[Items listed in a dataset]

--- START ---

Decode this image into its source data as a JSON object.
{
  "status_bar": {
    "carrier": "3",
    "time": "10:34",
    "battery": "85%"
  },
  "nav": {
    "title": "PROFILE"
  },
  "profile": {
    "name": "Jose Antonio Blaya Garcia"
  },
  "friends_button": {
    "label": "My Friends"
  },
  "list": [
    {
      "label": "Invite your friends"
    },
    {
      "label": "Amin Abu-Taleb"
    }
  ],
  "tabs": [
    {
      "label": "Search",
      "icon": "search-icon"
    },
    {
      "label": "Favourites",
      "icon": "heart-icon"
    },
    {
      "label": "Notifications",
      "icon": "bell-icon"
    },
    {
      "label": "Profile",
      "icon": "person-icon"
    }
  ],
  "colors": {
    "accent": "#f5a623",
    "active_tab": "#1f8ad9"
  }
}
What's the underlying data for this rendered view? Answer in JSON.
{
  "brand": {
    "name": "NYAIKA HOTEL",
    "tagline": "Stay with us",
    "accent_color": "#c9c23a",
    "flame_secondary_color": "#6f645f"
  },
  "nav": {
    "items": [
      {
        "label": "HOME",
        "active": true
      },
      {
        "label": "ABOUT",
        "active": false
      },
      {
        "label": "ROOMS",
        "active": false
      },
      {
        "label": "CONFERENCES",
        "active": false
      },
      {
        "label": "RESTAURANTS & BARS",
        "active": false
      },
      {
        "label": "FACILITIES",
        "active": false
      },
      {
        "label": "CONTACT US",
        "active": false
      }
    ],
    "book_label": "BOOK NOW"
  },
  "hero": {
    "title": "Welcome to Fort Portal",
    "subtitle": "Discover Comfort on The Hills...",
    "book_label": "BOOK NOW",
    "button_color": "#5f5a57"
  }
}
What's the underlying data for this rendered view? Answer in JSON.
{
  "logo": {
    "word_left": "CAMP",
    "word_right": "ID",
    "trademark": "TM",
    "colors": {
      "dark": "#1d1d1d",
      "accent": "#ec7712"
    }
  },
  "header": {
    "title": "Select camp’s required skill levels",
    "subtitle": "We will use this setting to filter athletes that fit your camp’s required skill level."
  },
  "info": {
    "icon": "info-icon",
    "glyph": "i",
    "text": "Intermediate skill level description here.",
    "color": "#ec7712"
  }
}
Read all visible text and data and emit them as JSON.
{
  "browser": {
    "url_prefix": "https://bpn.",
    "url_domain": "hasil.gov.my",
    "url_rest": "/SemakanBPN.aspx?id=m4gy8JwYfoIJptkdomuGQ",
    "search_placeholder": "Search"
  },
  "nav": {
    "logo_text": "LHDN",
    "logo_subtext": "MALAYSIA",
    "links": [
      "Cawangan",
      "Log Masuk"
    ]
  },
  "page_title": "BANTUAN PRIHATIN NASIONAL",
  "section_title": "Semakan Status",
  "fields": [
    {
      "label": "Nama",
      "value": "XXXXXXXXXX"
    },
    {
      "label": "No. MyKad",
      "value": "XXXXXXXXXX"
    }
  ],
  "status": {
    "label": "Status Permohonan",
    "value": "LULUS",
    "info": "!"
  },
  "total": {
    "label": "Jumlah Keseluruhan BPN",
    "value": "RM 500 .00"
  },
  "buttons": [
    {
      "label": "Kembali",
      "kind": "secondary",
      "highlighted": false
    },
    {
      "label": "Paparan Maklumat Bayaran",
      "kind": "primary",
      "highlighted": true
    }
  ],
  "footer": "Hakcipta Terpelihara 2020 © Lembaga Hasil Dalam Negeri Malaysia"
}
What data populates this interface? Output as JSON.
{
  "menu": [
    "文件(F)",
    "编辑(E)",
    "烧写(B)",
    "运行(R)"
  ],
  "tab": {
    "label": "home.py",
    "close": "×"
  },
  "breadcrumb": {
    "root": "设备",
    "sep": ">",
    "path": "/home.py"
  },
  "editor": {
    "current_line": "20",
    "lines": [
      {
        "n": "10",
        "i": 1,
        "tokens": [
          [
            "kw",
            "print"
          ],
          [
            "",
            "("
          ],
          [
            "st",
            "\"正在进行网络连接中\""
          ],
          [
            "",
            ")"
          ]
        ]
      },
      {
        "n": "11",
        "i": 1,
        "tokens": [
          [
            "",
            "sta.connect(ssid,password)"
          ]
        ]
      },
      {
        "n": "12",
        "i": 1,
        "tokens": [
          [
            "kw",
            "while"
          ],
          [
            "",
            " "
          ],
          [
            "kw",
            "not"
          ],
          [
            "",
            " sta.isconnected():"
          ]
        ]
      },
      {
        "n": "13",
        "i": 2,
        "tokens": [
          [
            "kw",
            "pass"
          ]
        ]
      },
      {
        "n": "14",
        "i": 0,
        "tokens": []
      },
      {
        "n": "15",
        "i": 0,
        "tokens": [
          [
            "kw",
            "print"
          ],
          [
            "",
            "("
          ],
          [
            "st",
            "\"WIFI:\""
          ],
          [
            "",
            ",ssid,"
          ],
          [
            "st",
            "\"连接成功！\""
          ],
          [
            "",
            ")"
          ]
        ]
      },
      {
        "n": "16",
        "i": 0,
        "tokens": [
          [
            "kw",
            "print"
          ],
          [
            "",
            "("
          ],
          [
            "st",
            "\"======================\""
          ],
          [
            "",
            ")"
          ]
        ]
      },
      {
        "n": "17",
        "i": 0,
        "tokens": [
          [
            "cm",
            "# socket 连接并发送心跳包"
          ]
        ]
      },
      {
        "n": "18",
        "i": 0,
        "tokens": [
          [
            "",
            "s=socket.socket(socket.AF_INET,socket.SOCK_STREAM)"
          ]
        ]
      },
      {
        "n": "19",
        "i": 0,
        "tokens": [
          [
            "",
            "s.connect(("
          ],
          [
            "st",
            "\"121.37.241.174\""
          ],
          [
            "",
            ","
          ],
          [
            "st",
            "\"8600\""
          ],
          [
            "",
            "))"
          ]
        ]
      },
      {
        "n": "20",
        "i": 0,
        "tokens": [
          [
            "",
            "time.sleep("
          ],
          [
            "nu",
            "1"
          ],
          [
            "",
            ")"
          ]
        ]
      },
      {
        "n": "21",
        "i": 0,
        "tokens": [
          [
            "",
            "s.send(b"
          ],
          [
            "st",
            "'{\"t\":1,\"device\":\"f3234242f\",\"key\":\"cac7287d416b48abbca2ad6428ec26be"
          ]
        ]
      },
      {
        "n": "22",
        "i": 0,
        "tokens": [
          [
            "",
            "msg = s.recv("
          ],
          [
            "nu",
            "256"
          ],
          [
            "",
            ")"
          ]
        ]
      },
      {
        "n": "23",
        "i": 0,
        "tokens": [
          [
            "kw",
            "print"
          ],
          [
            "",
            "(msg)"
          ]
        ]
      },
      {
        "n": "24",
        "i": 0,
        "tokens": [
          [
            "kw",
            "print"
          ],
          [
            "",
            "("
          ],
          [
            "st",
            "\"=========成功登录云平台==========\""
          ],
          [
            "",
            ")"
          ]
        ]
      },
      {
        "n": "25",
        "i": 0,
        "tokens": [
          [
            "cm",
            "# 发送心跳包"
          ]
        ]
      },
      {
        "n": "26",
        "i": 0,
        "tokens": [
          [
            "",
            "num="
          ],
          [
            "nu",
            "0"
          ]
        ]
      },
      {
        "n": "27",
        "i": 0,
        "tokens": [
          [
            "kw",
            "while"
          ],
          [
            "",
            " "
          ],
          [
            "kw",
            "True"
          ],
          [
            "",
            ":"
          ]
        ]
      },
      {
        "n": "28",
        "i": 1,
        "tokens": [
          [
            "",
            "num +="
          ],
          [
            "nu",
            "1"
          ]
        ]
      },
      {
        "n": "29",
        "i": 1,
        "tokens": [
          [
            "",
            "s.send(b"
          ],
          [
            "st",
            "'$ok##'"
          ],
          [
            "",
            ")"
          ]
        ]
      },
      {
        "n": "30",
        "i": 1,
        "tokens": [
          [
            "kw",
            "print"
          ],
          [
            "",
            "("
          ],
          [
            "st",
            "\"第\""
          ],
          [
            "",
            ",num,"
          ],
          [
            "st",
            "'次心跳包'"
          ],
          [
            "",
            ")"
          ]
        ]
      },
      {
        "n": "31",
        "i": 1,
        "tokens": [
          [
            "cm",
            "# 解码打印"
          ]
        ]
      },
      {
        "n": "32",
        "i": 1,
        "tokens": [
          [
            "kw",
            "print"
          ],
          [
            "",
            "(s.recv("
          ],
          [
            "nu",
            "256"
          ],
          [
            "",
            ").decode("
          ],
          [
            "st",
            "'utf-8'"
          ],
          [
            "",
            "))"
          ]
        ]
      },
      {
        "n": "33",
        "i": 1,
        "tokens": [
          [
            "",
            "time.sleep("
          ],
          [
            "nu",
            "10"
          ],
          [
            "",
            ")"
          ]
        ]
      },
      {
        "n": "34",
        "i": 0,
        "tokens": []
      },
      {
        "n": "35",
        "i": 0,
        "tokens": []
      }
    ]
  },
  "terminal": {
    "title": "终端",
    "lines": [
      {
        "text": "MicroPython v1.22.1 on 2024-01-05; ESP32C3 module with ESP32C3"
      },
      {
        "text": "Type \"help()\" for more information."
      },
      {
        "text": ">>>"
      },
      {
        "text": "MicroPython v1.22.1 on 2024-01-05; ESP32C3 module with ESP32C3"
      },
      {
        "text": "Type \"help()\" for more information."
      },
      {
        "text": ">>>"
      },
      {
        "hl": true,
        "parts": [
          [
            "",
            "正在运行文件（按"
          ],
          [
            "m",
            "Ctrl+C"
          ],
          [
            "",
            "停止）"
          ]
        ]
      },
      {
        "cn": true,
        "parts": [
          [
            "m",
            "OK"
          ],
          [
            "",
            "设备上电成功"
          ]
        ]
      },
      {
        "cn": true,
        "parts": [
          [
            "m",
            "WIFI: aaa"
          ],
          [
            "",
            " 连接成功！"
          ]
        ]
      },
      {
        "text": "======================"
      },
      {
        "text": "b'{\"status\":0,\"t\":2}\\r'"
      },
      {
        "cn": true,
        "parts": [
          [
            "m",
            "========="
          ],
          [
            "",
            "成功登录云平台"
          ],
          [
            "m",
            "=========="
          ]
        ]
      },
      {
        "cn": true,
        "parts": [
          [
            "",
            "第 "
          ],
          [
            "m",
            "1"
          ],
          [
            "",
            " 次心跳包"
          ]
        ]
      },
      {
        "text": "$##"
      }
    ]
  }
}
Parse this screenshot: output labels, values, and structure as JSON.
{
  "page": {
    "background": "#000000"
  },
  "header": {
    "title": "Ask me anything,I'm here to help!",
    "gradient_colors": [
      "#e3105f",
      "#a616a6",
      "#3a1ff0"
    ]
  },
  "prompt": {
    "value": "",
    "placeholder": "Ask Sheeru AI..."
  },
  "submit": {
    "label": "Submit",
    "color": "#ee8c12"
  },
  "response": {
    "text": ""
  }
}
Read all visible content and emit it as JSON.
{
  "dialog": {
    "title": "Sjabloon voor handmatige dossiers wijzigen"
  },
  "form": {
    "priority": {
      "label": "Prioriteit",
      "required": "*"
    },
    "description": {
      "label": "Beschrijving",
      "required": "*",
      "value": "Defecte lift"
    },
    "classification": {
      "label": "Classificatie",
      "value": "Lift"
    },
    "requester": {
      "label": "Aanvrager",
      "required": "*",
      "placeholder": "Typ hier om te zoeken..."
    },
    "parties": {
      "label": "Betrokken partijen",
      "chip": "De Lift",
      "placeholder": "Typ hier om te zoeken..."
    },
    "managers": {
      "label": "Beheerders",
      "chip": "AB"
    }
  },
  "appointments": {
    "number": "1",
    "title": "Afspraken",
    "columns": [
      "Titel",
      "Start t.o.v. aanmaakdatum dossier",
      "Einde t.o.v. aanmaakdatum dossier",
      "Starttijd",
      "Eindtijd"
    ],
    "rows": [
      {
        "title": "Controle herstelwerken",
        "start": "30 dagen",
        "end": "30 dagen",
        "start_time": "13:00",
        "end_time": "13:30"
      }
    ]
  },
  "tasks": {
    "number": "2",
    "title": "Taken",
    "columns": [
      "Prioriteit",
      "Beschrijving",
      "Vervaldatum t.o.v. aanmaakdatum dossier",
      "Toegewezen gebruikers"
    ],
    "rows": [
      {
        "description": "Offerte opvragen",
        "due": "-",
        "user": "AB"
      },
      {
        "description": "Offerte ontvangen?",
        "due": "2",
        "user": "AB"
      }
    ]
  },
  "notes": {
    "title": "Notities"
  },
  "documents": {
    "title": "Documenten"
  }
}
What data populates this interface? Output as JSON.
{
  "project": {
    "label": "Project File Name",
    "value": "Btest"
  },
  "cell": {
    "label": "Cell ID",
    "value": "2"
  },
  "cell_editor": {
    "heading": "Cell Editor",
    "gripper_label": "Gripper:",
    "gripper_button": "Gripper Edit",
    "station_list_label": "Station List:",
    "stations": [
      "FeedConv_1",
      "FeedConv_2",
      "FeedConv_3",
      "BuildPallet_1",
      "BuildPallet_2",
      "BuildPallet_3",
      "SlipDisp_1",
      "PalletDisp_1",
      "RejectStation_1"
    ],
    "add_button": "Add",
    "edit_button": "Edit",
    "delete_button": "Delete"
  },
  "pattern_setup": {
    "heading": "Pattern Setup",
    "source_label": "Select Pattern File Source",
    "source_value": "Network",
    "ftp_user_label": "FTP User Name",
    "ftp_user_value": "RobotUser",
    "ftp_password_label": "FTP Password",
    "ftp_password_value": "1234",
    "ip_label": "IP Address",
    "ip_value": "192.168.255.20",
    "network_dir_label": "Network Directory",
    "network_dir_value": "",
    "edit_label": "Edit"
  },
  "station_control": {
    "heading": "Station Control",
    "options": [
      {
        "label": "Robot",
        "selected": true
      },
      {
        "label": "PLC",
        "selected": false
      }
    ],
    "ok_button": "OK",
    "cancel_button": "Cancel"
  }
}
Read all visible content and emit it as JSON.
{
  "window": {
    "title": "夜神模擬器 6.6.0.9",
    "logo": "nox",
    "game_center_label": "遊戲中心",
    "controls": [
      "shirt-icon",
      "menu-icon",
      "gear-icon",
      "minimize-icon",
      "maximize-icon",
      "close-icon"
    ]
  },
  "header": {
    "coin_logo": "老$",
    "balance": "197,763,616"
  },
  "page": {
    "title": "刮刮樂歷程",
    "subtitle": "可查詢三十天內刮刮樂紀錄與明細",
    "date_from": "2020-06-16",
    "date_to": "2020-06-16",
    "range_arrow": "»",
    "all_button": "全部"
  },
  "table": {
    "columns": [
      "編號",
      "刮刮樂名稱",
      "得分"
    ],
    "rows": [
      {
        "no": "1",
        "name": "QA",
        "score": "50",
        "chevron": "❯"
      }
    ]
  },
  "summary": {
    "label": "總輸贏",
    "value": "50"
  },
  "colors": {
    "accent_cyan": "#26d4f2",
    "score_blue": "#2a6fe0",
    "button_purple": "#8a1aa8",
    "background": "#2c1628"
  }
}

--- END ---

**Work to do:**
Tally how many lines of the records hold the word "background". Answer with the number only.

**Solution to this exercise:**
2